> WRITTEN INSTRUCTION
Only the number is wanted: how many lines of these entries contain the word "Power"?

> INFORMATION SHOWN
_____

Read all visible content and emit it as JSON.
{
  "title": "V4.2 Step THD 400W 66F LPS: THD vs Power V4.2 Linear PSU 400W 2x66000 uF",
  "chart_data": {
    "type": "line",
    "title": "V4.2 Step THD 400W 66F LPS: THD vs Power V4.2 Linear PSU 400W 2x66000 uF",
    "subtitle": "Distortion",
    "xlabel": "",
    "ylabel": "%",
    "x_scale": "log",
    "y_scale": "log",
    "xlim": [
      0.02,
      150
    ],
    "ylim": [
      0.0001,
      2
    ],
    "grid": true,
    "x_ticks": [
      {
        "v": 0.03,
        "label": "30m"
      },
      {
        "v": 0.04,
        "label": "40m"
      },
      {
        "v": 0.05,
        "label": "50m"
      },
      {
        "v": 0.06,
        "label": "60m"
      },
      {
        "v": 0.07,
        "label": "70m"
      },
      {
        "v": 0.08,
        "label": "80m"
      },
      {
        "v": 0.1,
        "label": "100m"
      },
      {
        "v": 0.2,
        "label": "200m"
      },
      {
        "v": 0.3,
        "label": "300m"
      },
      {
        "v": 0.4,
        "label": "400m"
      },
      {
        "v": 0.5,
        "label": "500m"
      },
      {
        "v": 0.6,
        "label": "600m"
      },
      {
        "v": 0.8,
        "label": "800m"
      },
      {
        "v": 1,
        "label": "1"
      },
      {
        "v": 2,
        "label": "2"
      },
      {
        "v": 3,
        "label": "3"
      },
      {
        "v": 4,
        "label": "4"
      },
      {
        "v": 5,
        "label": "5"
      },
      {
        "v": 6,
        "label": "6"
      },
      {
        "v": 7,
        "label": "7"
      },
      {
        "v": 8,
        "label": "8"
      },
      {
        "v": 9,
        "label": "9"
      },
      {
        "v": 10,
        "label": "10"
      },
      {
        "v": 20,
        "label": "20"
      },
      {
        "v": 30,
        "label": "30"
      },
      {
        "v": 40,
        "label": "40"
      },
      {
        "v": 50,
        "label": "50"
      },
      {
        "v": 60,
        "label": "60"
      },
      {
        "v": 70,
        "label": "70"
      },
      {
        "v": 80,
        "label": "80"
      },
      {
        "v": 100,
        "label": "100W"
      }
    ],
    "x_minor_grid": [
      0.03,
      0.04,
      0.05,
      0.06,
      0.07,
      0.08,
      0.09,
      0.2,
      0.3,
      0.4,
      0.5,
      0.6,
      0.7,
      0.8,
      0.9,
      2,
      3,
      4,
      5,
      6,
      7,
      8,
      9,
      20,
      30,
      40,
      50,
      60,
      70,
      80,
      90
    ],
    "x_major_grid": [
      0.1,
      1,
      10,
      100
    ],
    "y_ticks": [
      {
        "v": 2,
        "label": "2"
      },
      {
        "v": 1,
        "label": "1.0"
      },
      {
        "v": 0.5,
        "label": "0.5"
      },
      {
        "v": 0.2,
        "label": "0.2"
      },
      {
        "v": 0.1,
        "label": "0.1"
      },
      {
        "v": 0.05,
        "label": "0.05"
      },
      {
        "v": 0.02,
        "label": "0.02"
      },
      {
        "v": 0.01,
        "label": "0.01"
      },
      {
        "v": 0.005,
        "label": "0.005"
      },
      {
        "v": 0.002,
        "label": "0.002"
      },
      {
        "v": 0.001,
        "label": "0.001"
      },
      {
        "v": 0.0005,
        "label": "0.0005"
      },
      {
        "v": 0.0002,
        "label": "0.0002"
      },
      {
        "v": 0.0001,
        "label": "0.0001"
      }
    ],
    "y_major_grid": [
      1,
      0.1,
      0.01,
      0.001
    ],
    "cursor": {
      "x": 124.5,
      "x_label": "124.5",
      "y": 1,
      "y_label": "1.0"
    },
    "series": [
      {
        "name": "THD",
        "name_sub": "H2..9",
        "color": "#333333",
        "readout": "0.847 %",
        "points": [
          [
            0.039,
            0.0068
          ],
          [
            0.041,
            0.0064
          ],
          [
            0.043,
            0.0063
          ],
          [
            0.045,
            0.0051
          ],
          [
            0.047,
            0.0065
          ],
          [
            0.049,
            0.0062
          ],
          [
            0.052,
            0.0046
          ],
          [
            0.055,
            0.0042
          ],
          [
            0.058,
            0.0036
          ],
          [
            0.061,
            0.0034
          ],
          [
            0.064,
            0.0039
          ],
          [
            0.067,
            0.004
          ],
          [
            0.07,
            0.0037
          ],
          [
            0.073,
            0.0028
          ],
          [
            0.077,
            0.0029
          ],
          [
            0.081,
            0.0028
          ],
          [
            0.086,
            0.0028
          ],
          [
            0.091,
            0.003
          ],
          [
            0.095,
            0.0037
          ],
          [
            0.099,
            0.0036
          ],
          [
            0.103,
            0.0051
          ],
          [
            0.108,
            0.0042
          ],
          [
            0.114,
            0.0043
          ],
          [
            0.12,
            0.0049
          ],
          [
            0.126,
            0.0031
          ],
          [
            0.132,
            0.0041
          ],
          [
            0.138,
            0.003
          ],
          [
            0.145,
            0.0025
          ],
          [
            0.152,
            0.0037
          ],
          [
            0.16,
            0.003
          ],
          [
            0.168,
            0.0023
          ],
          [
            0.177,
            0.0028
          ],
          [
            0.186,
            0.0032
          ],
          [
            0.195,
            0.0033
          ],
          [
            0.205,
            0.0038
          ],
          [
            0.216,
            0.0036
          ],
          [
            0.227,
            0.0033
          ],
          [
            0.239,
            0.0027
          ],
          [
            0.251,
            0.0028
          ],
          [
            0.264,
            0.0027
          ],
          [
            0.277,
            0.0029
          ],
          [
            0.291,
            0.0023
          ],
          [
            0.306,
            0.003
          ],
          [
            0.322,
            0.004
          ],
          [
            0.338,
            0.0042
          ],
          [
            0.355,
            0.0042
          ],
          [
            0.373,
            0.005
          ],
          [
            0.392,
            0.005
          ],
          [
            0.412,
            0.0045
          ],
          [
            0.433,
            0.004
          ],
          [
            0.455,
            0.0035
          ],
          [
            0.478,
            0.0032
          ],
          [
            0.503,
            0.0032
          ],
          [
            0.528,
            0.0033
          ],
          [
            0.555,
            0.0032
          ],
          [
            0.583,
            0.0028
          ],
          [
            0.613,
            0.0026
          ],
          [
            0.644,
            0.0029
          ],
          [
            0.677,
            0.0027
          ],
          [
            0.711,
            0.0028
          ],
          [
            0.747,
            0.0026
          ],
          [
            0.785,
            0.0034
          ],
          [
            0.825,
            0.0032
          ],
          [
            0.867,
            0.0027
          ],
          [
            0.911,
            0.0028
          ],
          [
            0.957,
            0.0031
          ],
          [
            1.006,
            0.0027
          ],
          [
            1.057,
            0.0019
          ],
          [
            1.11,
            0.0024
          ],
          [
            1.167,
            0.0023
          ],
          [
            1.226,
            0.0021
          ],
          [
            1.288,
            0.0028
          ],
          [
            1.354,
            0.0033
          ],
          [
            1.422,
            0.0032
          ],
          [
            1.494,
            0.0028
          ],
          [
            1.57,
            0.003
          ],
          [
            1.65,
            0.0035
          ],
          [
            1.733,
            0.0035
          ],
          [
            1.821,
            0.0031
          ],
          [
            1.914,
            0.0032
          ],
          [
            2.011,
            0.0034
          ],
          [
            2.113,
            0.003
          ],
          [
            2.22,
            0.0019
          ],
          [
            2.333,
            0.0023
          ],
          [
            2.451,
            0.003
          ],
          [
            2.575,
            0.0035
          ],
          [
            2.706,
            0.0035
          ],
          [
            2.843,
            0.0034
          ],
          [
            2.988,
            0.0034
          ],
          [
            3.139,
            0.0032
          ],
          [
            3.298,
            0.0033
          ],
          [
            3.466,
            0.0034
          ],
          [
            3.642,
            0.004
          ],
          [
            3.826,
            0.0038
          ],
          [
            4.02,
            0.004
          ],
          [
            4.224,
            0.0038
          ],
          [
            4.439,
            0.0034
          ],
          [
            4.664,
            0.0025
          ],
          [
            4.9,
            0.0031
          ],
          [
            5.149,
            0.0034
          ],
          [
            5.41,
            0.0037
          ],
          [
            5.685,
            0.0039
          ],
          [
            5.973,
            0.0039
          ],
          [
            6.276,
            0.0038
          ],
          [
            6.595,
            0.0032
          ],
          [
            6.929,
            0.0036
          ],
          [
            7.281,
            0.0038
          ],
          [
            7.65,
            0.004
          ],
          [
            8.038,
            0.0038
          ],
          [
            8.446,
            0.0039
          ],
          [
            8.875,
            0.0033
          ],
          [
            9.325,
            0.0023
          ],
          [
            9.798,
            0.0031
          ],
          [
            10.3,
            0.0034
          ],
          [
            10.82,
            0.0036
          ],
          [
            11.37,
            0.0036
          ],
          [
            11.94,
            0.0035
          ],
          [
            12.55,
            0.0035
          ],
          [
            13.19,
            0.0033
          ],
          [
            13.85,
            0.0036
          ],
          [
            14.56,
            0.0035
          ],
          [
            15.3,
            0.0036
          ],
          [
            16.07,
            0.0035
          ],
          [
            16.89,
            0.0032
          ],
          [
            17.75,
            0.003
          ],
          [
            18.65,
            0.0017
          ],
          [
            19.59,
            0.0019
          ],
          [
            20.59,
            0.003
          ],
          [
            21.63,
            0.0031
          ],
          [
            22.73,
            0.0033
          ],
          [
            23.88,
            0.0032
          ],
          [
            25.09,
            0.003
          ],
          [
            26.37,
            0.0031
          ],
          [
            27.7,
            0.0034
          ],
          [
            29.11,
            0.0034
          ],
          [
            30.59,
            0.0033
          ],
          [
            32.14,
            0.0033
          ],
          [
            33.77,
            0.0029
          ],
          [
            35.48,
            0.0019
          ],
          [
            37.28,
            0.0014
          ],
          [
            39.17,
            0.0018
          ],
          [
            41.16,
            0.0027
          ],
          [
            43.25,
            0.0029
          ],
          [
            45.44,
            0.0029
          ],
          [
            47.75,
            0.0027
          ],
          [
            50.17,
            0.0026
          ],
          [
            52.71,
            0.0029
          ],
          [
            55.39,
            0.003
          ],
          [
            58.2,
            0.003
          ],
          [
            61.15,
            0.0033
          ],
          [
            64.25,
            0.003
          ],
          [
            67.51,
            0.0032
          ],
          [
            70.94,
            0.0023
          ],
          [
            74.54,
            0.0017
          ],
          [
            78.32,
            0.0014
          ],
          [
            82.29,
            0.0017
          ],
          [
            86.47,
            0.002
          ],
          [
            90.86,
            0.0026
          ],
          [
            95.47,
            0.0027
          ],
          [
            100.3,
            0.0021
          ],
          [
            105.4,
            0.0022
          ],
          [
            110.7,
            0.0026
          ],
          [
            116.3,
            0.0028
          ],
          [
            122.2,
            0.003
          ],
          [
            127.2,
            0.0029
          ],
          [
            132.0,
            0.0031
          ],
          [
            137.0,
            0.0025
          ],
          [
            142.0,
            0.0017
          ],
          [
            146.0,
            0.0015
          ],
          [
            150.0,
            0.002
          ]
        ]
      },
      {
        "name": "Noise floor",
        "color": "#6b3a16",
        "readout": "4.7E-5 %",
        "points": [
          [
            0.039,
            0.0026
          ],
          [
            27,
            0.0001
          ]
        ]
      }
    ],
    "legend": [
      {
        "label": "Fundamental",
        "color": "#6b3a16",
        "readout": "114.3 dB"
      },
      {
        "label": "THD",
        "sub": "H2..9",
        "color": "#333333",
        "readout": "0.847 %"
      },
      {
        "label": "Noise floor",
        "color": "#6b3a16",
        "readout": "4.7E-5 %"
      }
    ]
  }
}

_____

> EXPECTED ANSWER
2